EXERCISE DIRECTIONS
Read the data and repeat all of it exactly.
----------------
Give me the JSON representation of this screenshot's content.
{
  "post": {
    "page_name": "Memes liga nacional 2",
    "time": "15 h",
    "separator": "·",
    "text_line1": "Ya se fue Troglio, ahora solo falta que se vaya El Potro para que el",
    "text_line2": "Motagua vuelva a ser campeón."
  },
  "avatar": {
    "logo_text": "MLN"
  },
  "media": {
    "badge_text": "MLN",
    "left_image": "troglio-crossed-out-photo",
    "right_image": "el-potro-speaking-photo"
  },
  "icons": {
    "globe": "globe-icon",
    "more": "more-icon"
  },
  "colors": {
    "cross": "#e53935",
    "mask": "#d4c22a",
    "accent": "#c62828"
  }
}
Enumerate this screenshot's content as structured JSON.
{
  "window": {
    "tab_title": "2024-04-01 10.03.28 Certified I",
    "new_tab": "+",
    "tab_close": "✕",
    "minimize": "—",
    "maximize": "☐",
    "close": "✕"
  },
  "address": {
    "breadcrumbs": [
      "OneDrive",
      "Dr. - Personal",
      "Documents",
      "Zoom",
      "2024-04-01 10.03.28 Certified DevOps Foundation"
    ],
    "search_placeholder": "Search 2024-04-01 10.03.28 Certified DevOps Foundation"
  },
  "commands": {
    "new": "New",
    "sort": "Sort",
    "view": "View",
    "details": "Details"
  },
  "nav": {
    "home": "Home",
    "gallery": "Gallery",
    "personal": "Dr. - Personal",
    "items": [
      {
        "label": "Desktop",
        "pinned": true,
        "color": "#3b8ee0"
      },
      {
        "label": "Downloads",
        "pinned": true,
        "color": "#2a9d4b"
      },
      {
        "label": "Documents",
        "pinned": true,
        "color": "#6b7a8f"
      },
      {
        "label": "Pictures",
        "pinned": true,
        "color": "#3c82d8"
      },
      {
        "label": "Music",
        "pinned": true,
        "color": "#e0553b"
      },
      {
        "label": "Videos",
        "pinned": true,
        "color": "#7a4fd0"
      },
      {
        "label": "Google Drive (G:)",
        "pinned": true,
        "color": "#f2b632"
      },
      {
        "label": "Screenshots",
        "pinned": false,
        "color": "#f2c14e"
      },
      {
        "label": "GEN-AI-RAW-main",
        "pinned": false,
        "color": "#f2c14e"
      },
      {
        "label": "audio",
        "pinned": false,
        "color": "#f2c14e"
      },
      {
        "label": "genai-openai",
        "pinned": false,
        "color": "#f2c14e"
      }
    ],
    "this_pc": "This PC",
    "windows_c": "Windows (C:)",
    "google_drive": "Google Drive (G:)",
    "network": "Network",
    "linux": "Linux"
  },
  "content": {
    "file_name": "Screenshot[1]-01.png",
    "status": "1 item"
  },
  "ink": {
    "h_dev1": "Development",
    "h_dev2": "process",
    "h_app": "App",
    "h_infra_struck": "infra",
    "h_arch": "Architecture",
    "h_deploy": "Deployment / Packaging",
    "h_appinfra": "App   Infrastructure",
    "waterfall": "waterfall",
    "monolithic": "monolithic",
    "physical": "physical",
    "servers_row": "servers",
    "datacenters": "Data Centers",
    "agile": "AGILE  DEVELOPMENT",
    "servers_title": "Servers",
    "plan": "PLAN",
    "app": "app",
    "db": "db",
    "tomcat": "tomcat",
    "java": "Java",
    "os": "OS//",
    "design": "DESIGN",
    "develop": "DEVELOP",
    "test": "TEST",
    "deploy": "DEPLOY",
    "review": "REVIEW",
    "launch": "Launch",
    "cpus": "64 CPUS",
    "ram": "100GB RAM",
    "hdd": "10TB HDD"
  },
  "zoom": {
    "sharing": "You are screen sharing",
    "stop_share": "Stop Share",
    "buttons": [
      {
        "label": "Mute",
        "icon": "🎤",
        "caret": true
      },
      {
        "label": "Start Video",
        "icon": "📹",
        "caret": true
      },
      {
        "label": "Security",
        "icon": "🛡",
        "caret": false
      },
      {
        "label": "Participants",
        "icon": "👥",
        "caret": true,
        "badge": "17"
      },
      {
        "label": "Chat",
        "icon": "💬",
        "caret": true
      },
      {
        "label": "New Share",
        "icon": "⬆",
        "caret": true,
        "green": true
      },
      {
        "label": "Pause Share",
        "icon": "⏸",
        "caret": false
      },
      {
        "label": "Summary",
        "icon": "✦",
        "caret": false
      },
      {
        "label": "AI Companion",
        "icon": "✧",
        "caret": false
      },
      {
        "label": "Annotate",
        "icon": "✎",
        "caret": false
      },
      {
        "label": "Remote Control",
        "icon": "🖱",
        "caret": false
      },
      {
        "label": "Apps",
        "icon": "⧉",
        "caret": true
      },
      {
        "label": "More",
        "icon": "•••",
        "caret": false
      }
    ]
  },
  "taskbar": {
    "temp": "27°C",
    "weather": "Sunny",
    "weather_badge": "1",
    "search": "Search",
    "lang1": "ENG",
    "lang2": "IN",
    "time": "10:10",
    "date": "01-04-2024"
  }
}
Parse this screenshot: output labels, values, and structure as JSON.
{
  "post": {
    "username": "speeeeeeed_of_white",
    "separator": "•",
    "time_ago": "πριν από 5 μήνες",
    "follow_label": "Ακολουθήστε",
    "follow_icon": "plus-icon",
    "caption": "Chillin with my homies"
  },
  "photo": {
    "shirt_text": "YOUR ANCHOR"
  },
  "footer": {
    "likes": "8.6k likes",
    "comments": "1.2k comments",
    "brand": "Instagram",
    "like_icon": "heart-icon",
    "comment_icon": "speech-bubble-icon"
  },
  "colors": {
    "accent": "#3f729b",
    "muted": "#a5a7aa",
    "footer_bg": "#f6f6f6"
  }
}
----------------
ANSWER TO THIS EXERCISE
Give me the JSON representation of this screenshot's content.
{
  "post": {
    "page_name": "Memes liga nacional 2",
    "time": "15 h",
    "separator": "·",
    "text_line1": "Ya se fue Troglio, ahora solo falta que se vaya El Potro para que el",
    "text_line2": "Motagua vuelva a ser campeón."
  },
  "avatar": {
    "logo_text": "MLN"
  },
  "media": {
    "badge_text": "MLN",
    "left_image": "troglio-crossed-out-photo",
    "right_image": "el-potro-speaking-photo"
  },
  "icons": {
    "globe": "globe-icon",
    "more": "more-icon"
  },
  "colors": {
    "cross": "#e53935",
    "mask": "#d4c22a",
    "accent": "#c62828"
  }
}
Enumerate this screenshot's content as structured JSON.
{
  "window": {
    "tab_title": "2024-04-01 10.03.28 Certified I",
    "new_tab": "+",
    "tab_close": "✕",
    "minimize": "—",
    "maximize": "☐",
    "close": "✕"
  },
  "address": {
    "breadcrumbs": [
      "OneDrive",
      "Dr. - Personal",
      "Documents",
      "Zoom",
      "2024-04-01 10.03.28 Certified DevOps Foundation"
    ],
    "search_placeholder": "Search 2024-04-01 10.03.28 Certified DevOps Foundation"
  },
  "commands": {
    "new": "New",
    "sort": "Sort",
    "view": "View",
    "details": "Details"
  },
  "nav": {
    "home": "Home",
    "gallery": "Gallery",
    "personal": "Dr. - Personal",
    "items": [
      {
        "label": "Desktop",
        "pinned": true,
        "color": "#3b8ee0"
      },
      {
        "label": "Downloads",
        "pinned": true,
        "color": "#2a9d4b"
      },
      {
        "label": "Documents",
        "pinned": true,
        "color": "#6b7a8f"
      },
      {
        "label": "Pictures",
        "pinned": true,
        "color": "#3c82d8"
      },
      {
        "label": "Music",
        "pinned": true,
        "color": "#e0553b"
      },
      {
        "label": "Videos",
        "pinned": true,
        "color": "#7a4fd0"
      },
      {
        "label": "Google Drive (G:)",
        "pinned": true,
        "color": "#f2b632"
      },
      {
        "label": "Screenshots",
        "pinned": false,
        "color": "#f2c14e"
      },
      {
        "label": "GEN-AI-RAW-main",
        "pinned": false,
        "color": "#f2c14e"
      },
      {
        "label": "audio",
        "pinned": false,
        "color": "#f2c14e"
      },
      {
        "label": "genai-openai",
        "pinned": false,
        "color": "#f2c14e"
      }
    ],
    "this_pc": "This PC",
    "windows_c": "Windows (C:)",
    "google_drive": "Google Drive (G:)",
    "network": "Network",
    "linux": "Linux"
  },
  "content": {
    "file_name": "Screenshot[1]-01.png",
    "status": "1 item"
  },
  "ink": {
    "h_dev1": "Development",
    "h_dev2": "process",
    "h_app": "App",
    "h_infra_struck": "infra",
    "h_arch": "Architecture",
    "h_deploy": "Deployment / Packaging",
    "h_appinfra": "App   Infrastructure",
    "waterfall": "waterfall",
    "monolithic": "monolithic",
    "physical": "physical",
    "servers_row": "servers",
    "datacenters": "Data Centers",
    "agile": "AGILE  DEVELOPMENT",
    "servers_title": "Servers",
    "plan": "PLAN",
    "app": "app",
    "db": "db",
    "tomcat": "tomcat",
    "java": "Java",
    "os": "OS//",
    "design": "DESIGN",
    "develop": "DEVELOP",
    "test": "TEST",
    "deploy": "DEPLOY",
    "review": "REVIEW",
    "launch": "Launch",
    "cpus": "64 CPUS",
    "ram": "100GB RAM",
    "hdd": "10TB HDD"
  },
  "zoom": {
    "sharing": "You are screen sharing",
    "stop_share": "Stop Share",
    "buttons": [
      {
        "label": "Mute",
        "icon": "🎤",
        "caret": true
      },
      {
        "label": "Start Video",
        "icon": "📹",
        "caret": true
      },
      {
        "label": "Security",
        "icon": "🛡",
        "caret": false
      },
      {
        "label": "Participants",
        "icon": "👥",
        "caret": true,
        "badge": "17"
      },
      {
        "label": "Chat",
        "icon": "💬",
        "caret": true
      },
      {
        "label": "New Share",
        "icon": "⬆",
        "caret": true,
        "green": true
      },
      {
        "label": "Pause Share",
        "icon": "⏸",
        "caret": false
      },
      {
        "label": "Summary",
        "icon": "✦",
        "caret": false
      },
      {
        "label": "AI Companion",
        "icon": "✧",
        "caret": false
      },
      {
        "label": "Annotate",
        "icon": "✎",
        "caret": false
      },
      {
        "label": "Remote Control",
        "icon": "🖱",
        "caret": false
      },
      {
        "label": "Apps",
        "icon": "⧉",
        "caret": true
      },
      {
        "label": "More",
        "icon": "•••",
        "caret": false
      }
    ]
  },
  "taskbar": {
    "temp": "27°C",
    "weather": "Sunny",
    "weather_badge": "1",
    "search": "Search",
    "lang1": "ENG",
    "lang2": "IN",
    "time": "10:10",
    "date": "01-04-2024"
  }
}
Parse this screenshot: output labels, values, and structure as JSON.
{
  "post": {
    "username": "speeeeeeed_of_white",
    "separator": "•",
    "time_ago": "πριν από 5 μήνες",
    "follow_label": "Ακολουθήστε",
    "follow_icon": "plus-icon",
    "caption": "Chillin with my homies"
  },
  "photo": {
    "shirt_text": "YOUR ANCHOR"
  },
  "footer": {
    "likes": "8.6k likes",
    "comments": "1.2k comments",
    "brand": "Instagram",
    "like_icon": "heart-icon",
    "comment_icon": "speech-bubble-icon"
  },
  "colors": {
    "accent": "#3f729b",
    "muted": "#a5a7aa",
    "footer_bg": "#f6f6f6"
  }
}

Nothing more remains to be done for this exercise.